Return each line of the data below verbatim; pictures are to be left out.

★ ★ ★ ★ ★ ★ ★

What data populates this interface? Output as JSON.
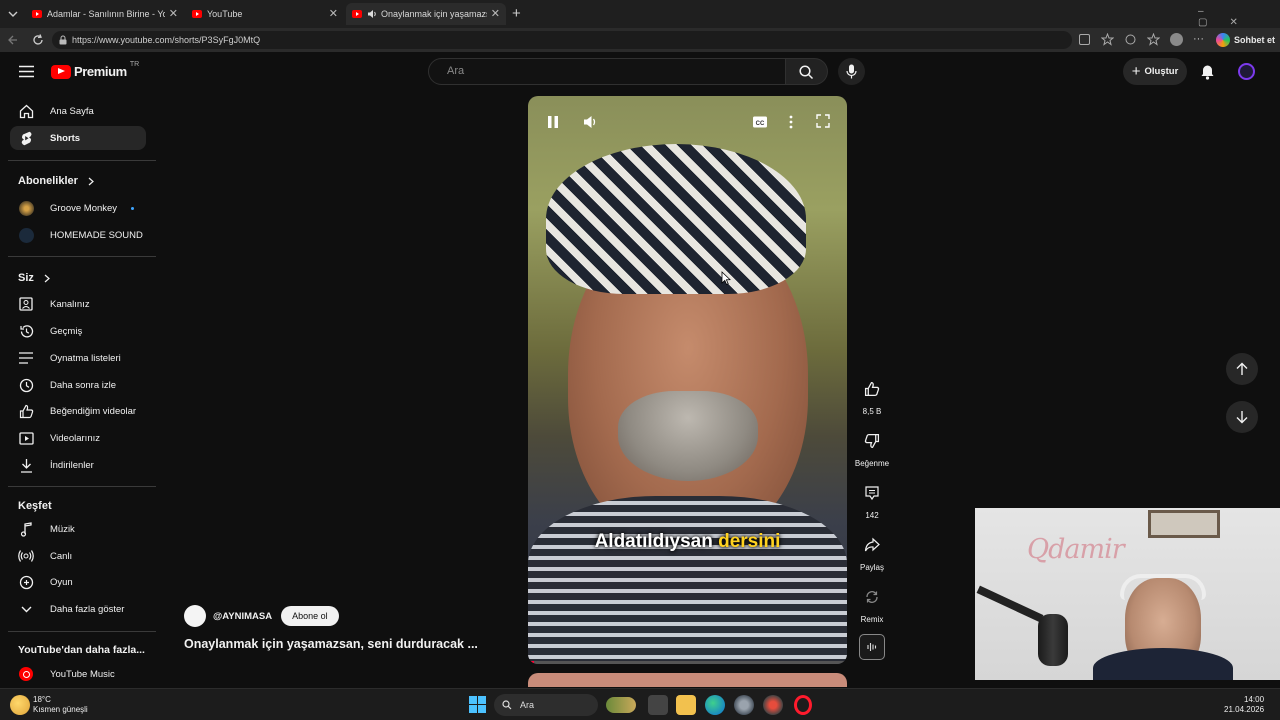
{
  "browser": {
    "tabs": [
      {
        "title": "Adamlar - Sanılının Birine - YouTube"
      },
      {
        "title": "YouTube"
      },
      {
        "title": "Onaylanmak için yaşamazsan"
      }
    ],
    "url": "https://www.youtube.com/shorts/P3SyFgJ0MtQ",
    "chat_label": "Sohbet et"
  },
  "header": {
    "logo_text": "Premium",
    "logo_region": "TR",
    "search_placeholder": "Ara",
    "create_label": "Oluştur"
  },
  "sidebar": {
    "main": [
      {
        "label": "Ana Sayfa",
        "icon": "home-icon"
      },
      {
        "label": "Shorts",
        "icon": "shorts-icon",
        "selected": true
      }
    ],
    "subscriptions_title": "Abonelikler",
    "subscriptions": [
      {
        "label": "Groove Monkey"
      },
      {
        "label": "HOMEMADE SOUND"
      }
    ],
    "you_title": "Siz",
    "you": [
      {
        "label": "Kanalınız",
        "icon": "channel-icon"
      },
      {
        "label": "Geçmiş",
        "icon": "history-icon"
      },
      {
        "label": "Oynatma listeleri",
        "icon": "playlist-icon"
      },
      {
        "label": "Daha sonra izle",
        "icon": "clock-icon"
      },
      {
        "label": "Beğendiğim videolar",
        "icon": "thumbs-up-icon"
      },
      {
        "label": "Videolarınız",
        "icon": "video-icon"
      },
      {
        "label": "İndirilenler",
        "icon": "download-icon"
      }
    ],
    "explore_title": "Keşfet",
    "explore": [
      {
        "label": "Müzik",
        "icon": "music-icon"
      },
      {
        "label": "Canlı",
        "icon": "live-icon"
      },
      {
        "label": "Oyun",
        "icon": "game-icon"
      },
      {
        "label": "Daha fazla göster",
        "icon": "chevron-down-icon"
      }
    ],
    "more_title": "YouTube'dan daha fazla...",
    "more": [
      {
        "label": "YouTube Music",
        "icon": "youtube-music-icon"
      }
    ]
  },
  "short": {
    "channel": "@AYNIMASA",
    "subscribe_label": "Abone ol",
    "title": "Onaylanmak için yaşamazsan, seni durduracak ...",
    "caption_plain": "Aldatıldıysan ",
    "caption_highlight": "dersini",
    "progress_fraction": 0.02
  },
  "actions": {
    "likes": "8,5 B",
    "dislike_label": "Beğenme",
    "comments": "142",
    "share_label": "Paylaş",
    "remix_label": "Remix"
  },
  "webcam_sign": "Qdamir",
  "taskbar": {
    "weather_temp": "18°C",
    "weather_desc": "Kısmen güneşli",
    "search_label": "Ara",
    "time": "14:00",
    "date": "21.04.2026"
  }
}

★ ★ ★ ★ ★ ★ ★

Reply:
What data populates this interface? Output as JSON.
{
  "browser": {
    "tabs": [
      {
        "title": "Adamlar - Sanılının Birine - YouTube"
      },
      {
        "title": "YouTube"
      },
      {
        "title": "Onaylanmak için yaşamazsan"
      }
    ],
    "url": "https://www.youtube.com/shorts/P3SyFgJ0MtQ",
    "chat_label": "Sohbet et"
  },
  "header": {
    "logo_text": "Premium",
    "logo_region": "TR",
    "search_placeholder": "Ara",
    "create_label": "Oluştur"
  },
  "sidebar": {
    "main": [
      {
        "label": "Ana Sayfa",
        "icon": "home-icon"
      },
      {
        "label": "Shorts",
        "icon": "shorts-icon",
        "selected": true
      }
    ],
    "subscriptions_title": "Abonelikler",
    "subscriptions": [
      {
        "label": "Groove Monkey"
      },
      {
        "label": "HOMEMADE SOUND"
      }
    ],
    "you_title": "Siz",
    "you": [
      {
        "label": "Kanalınız",
        "icon": "channel-icon"
      },
      {
        "label": "Geçmiş",
        "icon": "history-icon"
      },
      {
        "label": "Oynatma listeleri",
        "icon": "playlist-icon"
      },
      {
        "label": "Daha sonra izle",
        "icon": "clock-icon"
      },
      {
        "label": "Beğendiğim videolar",
        "icon": "thumbs-up-icon"
      },
      {
        "label": "Videolarınız",
        "icon": "video-icon"
      },
      {
        "label": "İndirilenler",
        "icon": "download-icon"
      }
    ],
    "explore_title": "Keşfet",
    "explore": [
      {
        "label": "Müzik",
        "icon": "music-icon"
      },
      {
        "label": "Canlı",
        "icon": "live-icon"
      },
      {
        "label": "Oyun",
        "icon": "game-icon"
      },
      {
        "label": "Daha fazla göster",
        "icon": "chevron-down-icon"
      }
    ],
    "more_title": "YouTube'dan daha fazla...",
    "more": [
      {
        "label": "YouTube Music",
        "icon": "youtube-music-icon"
      }
    ]
  },
  "short": {
    "channel": "@AYNIMASA",
    "subscribe_label": "Abone ol",
    "title": "Onaylanmak için yaşamazsan, seni durduracak ...",
    "caption_plain": "Aldatıldıysan ",
    "caption_highlight": "dersini",
    "progress_fraction": 0.02
  },
  "actions": {
    "likes": "8,5 B",
    "dislike_label": "Beğenme",
    "comments": "142",
    "share_label": "Paylaş",
    "remix_label": "Remix"
  },
  "webcam_sign": "Qdamir",
  "taskbar": {
    "weather_temp": "18°C",
    "weather_desc": "Kısmen güneşli",
    "search_label": "Ara",
    "time": "14:00",
    "date": "21.04.2026"
  }
}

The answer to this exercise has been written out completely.